Record excerpts
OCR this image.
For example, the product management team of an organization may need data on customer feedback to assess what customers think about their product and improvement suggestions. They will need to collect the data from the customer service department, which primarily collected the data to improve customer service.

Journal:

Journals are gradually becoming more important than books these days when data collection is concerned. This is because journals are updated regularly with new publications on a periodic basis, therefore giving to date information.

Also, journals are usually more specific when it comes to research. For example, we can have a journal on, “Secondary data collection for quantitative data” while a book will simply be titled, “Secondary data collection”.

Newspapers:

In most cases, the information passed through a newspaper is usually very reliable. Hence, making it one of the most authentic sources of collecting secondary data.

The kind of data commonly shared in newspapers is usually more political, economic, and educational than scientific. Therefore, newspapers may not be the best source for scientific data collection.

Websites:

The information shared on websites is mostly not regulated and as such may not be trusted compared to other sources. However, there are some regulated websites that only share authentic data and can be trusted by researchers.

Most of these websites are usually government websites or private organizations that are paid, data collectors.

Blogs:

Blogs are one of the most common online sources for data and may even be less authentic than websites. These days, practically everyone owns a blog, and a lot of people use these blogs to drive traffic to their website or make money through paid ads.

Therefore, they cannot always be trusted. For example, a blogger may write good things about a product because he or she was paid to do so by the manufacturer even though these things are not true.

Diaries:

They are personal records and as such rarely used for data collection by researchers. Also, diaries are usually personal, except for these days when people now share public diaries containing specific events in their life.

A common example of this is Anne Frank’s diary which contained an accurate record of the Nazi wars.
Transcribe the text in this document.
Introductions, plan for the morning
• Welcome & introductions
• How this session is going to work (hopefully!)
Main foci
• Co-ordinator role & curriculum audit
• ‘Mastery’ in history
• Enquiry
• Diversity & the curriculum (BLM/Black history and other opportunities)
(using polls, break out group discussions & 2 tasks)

What is being asked
Beginning at the line that holds "Transcribe the text in this document.", write out word for word each line through the end of the records.

Correct result
Transcribe the text in this document.
Introductions, plan for the morning
• Welcome & introductions
• How this session is going to work (hopefully!)
Main foci
• Co-ordinator role & curriculum audit
• ‘Mastery’ in history
• Enquiry
• Diversity & the curriculum (BLM/Black history and other opportunities)
(using polls, break out group discussions & 2 tasks)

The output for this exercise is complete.